What is being asked: Extract every line that contains the string "niniejszej".

··· Record extracts

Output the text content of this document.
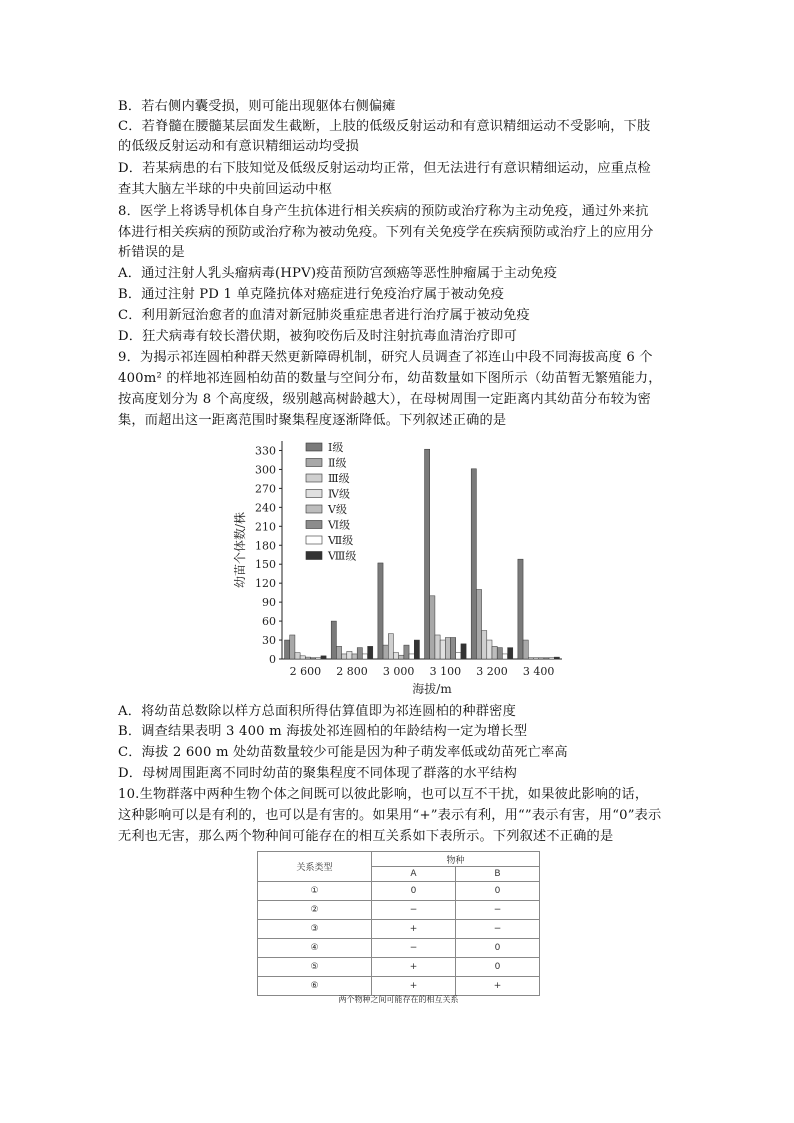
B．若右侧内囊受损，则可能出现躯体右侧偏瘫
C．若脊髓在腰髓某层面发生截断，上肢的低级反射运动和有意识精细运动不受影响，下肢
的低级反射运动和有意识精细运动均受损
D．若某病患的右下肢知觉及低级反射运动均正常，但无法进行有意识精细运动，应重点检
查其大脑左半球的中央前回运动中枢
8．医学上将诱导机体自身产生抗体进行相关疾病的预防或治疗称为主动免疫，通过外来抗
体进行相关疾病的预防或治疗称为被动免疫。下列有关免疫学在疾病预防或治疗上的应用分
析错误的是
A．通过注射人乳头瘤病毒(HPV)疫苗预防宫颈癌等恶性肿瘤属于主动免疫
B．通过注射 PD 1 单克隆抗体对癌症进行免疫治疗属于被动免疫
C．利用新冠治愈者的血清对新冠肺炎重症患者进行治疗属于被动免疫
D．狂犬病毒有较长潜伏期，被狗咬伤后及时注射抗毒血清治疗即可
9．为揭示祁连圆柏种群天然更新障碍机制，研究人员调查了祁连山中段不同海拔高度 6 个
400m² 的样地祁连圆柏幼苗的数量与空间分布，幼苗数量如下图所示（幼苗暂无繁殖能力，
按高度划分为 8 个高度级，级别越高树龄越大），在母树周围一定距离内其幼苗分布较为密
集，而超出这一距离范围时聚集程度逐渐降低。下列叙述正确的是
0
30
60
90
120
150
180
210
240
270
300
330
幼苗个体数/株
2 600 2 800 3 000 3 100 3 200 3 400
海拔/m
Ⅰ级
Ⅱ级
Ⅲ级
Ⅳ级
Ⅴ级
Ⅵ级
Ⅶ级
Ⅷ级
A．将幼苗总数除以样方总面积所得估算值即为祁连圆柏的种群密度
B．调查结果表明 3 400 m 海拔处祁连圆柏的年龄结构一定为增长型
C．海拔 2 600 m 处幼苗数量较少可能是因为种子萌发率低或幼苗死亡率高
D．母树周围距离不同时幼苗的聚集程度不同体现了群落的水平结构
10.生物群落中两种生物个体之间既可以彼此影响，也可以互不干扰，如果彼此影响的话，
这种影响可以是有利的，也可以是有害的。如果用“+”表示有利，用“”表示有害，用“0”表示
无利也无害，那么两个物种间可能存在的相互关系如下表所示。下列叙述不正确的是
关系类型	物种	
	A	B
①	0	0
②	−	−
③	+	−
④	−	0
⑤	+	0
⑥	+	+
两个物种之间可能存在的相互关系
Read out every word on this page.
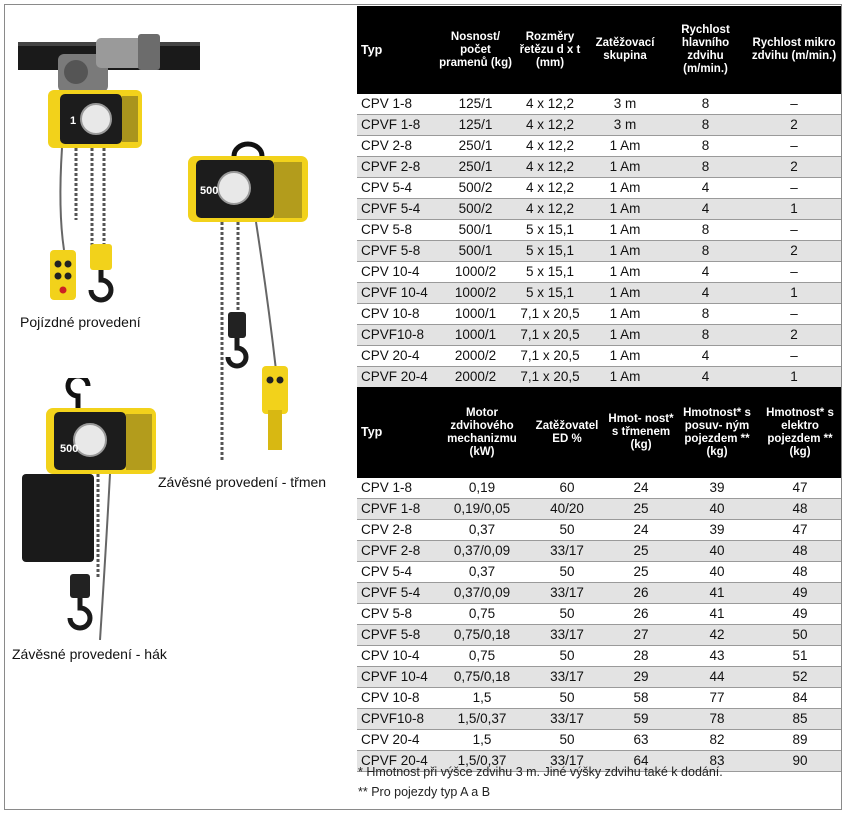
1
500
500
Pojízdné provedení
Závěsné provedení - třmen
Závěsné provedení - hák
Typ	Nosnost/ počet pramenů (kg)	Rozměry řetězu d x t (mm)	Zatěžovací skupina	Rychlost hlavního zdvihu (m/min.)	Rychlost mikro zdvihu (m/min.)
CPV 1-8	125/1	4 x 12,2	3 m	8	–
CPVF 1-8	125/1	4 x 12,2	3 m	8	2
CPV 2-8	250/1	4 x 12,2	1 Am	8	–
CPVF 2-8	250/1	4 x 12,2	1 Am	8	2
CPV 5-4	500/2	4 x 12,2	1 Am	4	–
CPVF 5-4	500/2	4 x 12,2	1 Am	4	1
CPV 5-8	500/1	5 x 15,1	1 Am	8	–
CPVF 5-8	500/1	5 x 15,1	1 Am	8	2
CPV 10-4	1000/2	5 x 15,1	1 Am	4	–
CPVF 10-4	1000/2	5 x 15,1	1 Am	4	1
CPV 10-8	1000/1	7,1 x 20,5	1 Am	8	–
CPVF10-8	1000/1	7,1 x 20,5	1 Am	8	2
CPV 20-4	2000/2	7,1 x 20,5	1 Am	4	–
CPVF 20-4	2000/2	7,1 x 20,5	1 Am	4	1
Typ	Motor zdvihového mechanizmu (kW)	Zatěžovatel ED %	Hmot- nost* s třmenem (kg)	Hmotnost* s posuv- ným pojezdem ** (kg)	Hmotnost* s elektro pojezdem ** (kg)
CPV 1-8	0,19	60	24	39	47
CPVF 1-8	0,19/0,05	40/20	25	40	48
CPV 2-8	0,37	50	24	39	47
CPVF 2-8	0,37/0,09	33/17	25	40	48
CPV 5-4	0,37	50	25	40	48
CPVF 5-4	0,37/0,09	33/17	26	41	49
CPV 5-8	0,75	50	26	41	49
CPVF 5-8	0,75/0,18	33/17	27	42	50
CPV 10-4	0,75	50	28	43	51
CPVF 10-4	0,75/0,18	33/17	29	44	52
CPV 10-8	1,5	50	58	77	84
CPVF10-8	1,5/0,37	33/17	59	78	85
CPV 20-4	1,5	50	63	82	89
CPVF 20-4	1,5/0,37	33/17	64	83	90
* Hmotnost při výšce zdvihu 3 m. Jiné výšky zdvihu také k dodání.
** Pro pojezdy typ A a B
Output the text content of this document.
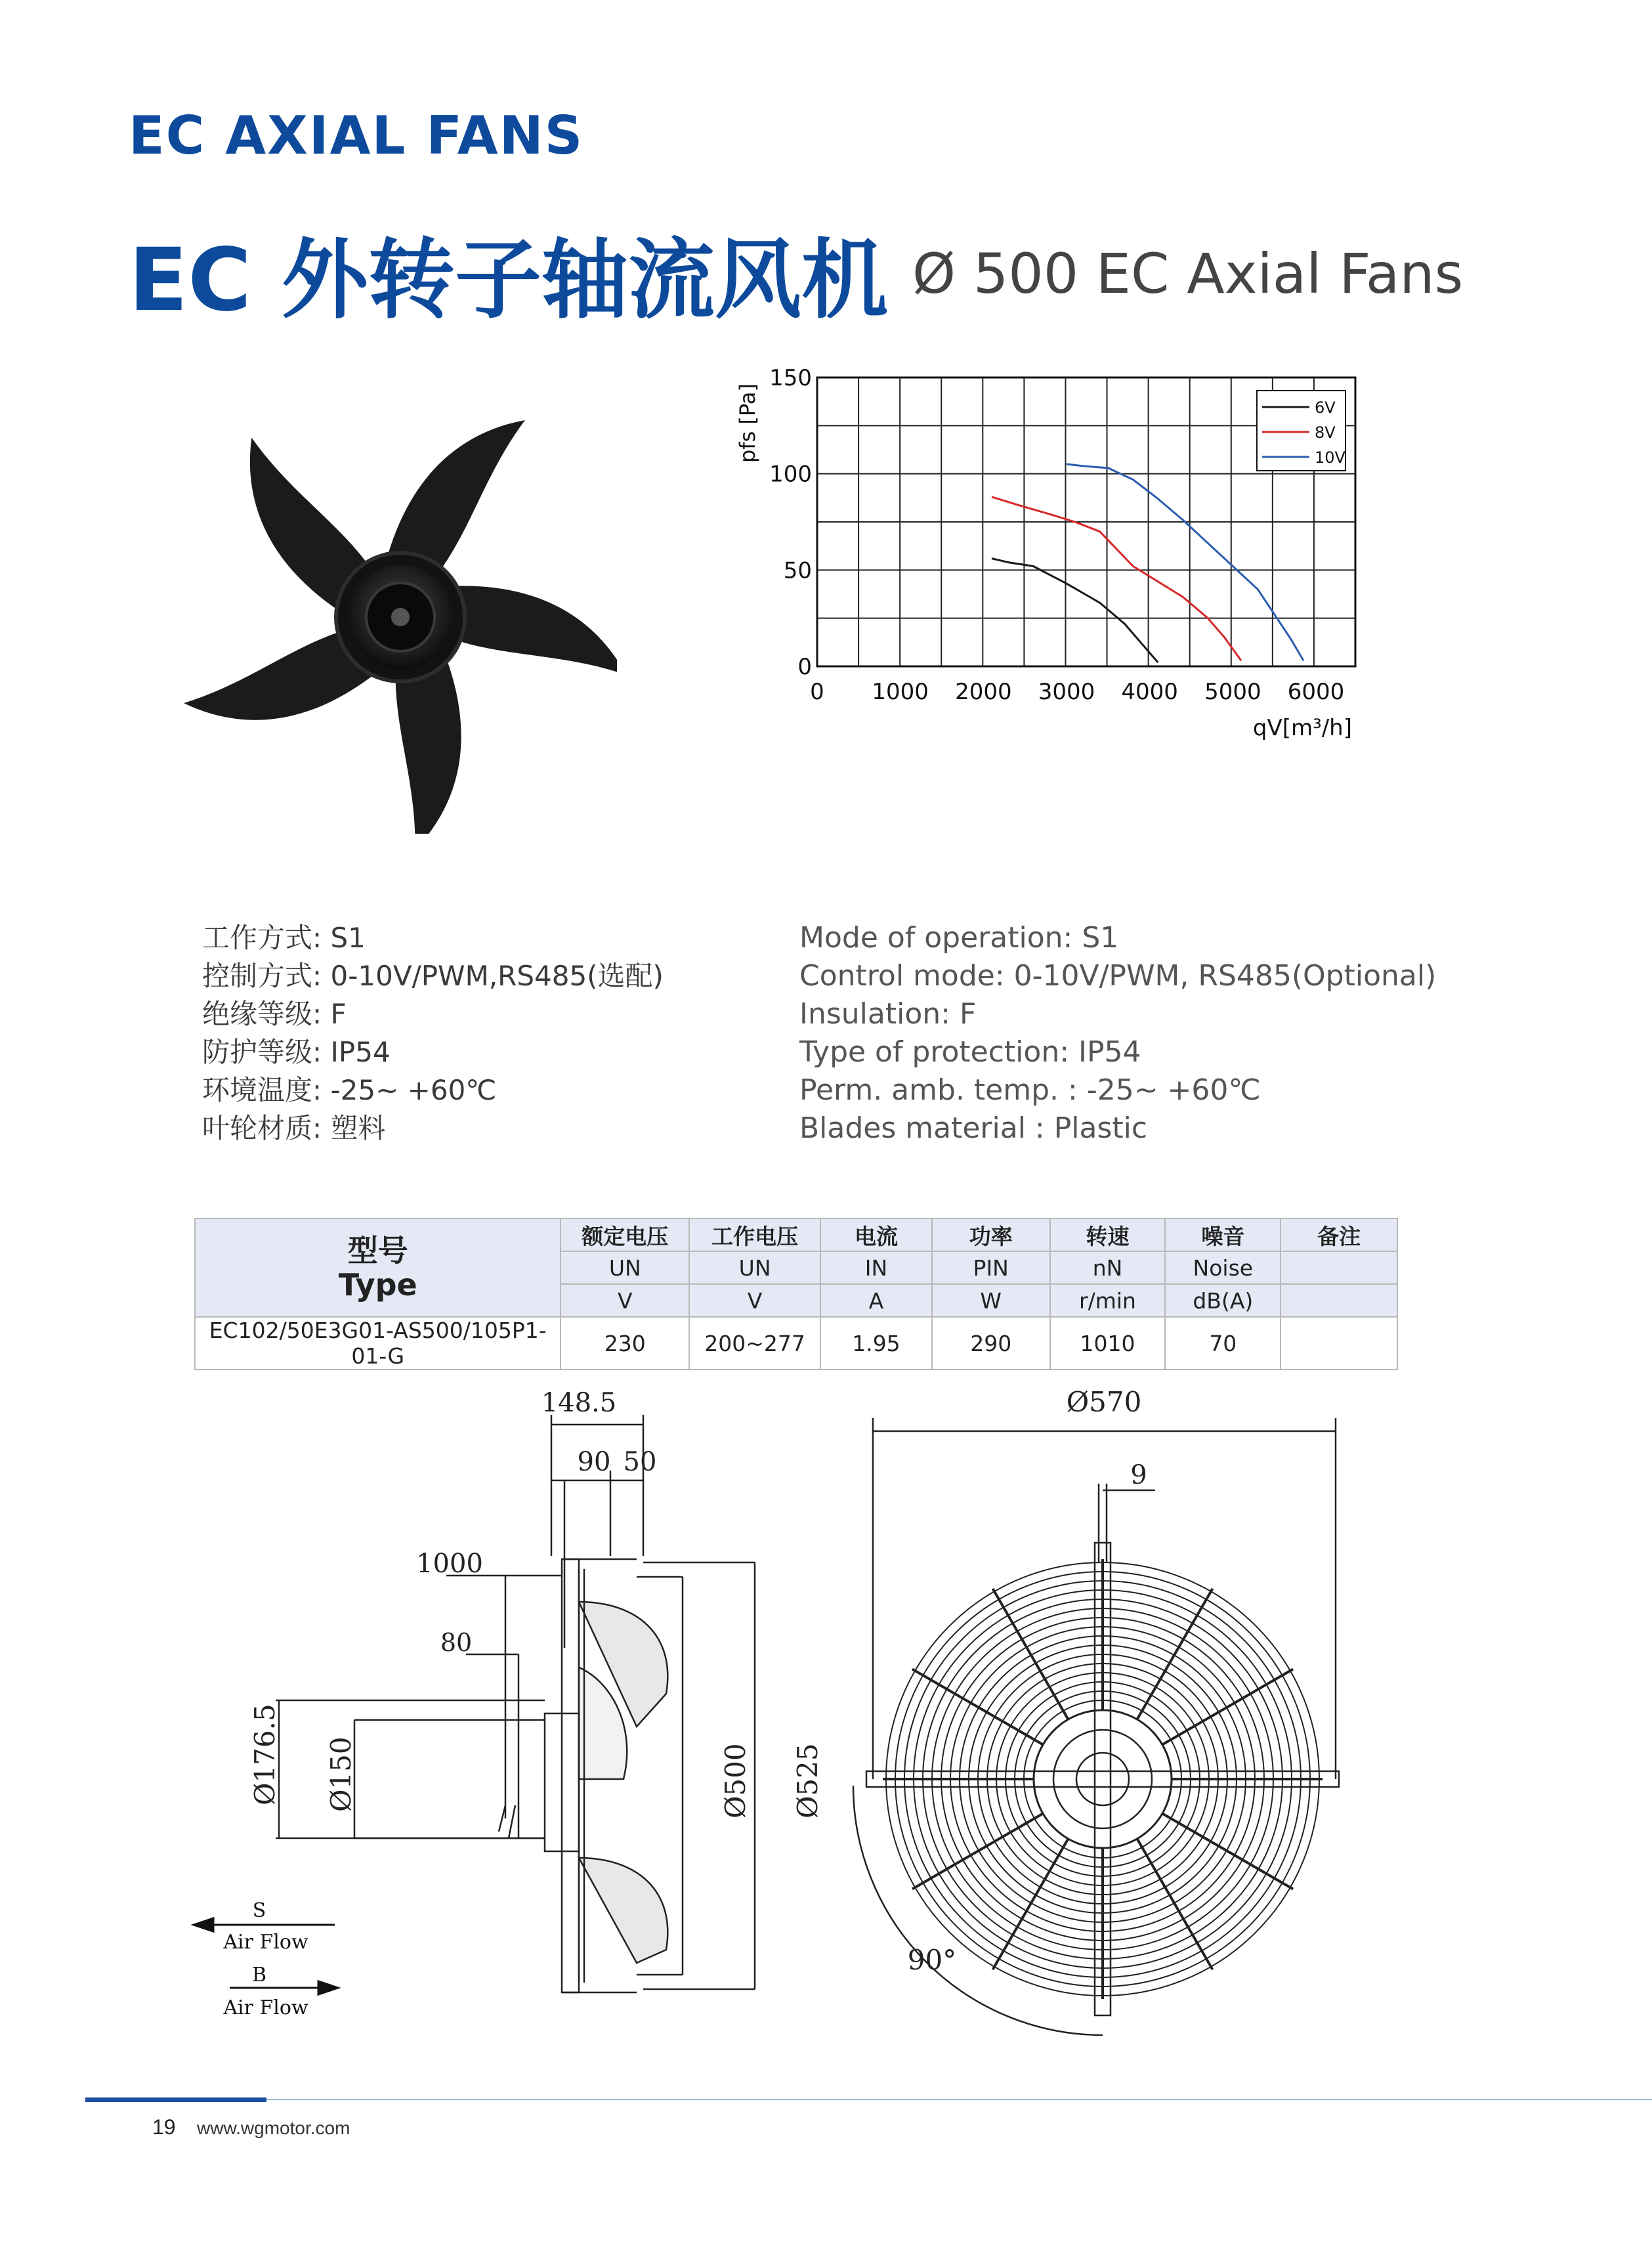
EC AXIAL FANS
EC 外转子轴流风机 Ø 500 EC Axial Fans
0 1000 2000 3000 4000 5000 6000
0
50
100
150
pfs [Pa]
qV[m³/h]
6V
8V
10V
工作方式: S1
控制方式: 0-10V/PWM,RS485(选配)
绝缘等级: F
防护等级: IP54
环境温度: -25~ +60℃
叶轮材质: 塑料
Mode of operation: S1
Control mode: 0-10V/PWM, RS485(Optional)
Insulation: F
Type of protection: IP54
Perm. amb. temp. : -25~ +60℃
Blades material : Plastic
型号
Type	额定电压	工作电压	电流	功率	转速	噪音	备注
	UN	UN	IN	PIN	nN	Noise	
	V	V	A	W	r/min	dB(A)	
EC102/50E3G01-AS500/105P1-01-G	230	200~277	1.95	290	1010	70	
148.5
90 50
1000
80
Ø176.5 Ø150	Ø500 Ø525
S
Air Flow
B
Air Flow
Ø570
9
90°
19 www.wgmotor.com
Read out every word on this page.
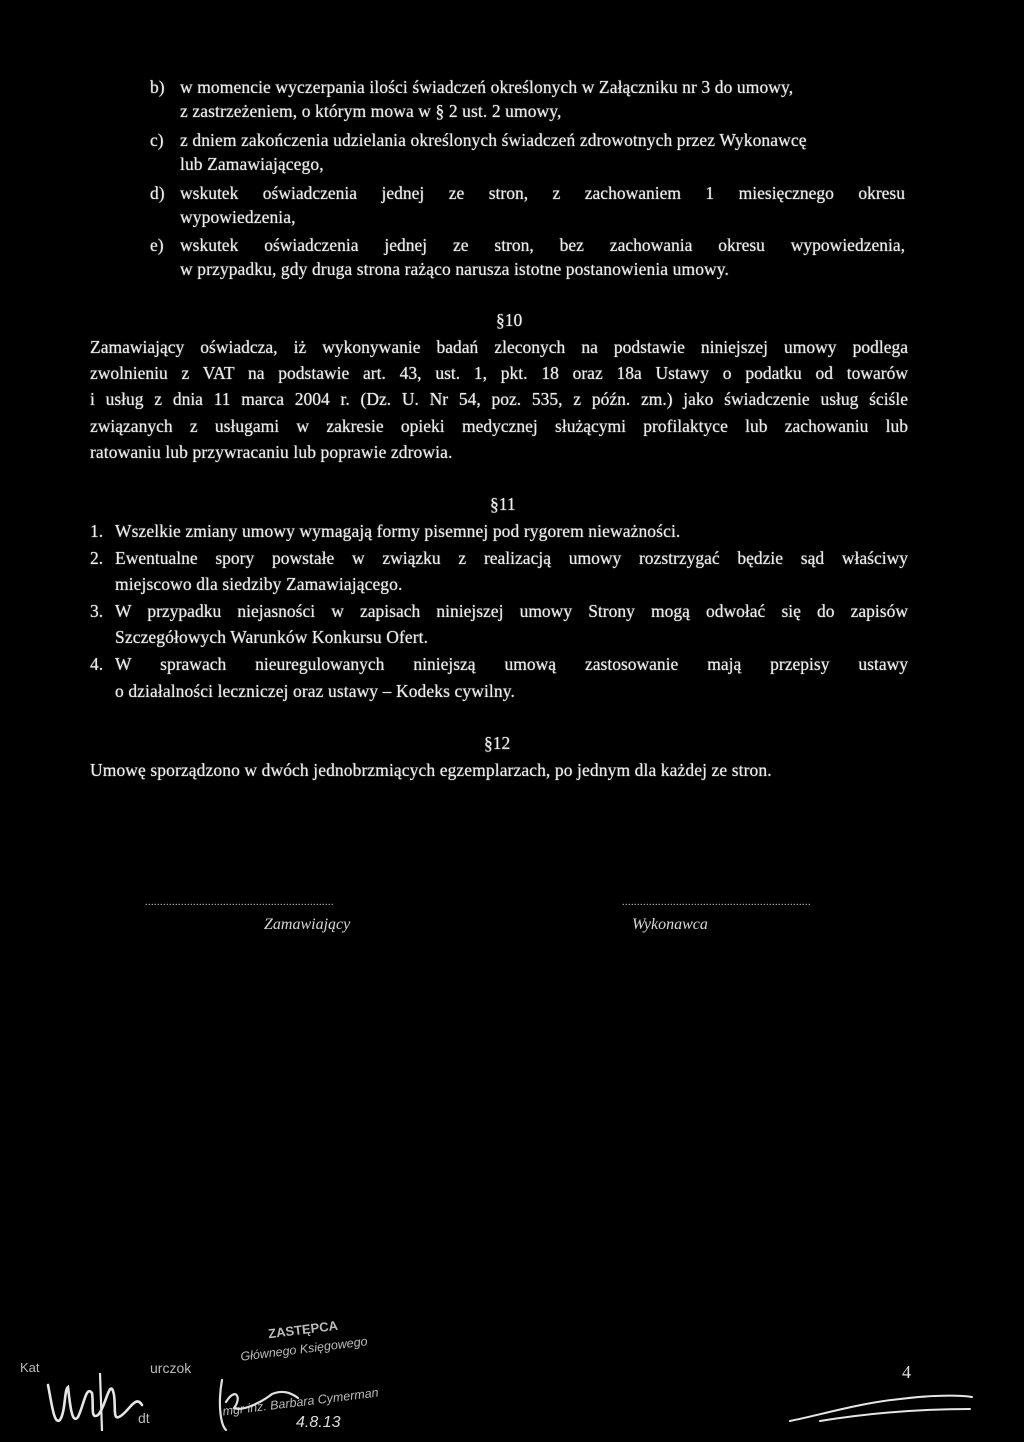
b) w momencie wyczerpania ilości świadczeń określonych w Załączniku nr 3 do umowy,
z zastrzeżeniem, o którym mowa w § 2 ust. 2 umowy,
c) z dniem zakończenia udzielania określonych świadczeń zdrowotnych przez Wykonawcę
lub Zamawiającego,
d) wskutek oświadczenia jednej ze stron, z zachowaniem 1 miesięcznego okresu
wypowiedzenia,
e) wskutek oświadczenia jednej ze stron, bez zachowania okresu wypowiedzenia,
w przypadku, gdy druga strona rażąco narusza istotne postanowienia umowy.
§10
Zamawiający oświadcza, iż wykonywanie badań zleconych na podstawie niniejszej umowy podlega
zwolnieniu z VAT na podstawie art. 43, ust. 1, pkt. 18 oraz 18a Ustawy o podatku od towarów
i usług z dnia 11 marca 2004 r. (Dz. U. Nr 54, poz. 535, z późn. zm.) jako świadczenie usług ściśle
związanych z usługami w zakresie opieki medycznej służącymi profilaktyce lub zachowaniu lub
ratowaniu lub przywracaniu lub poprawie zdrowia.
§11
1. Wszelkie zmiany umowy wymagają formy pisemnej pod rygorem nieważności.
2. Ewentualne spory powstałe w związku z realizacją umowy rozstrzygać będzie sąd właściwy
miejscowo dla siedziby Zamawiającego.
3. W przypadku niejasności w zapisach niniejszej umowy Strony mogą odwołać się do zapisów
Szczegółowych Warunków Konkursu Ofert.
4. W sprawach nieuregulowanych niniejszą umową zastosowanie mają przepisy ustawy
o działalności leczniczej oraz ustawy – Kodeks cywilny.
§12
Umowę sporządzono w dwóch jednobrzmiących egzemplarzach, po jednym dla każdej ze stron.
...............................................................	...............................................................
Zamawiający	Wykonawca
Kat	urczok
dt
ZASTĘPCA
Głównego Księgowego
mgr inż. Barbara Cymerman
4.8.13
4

······

Result for this exercise:
Zamawiający oświadcza, iż wykonywanie badań zleconych na podstawie niniejszej umowy podlega
3. W przypadku niejasności w zapisach niniejszej umowy Strony mogą odwołać się do zapisów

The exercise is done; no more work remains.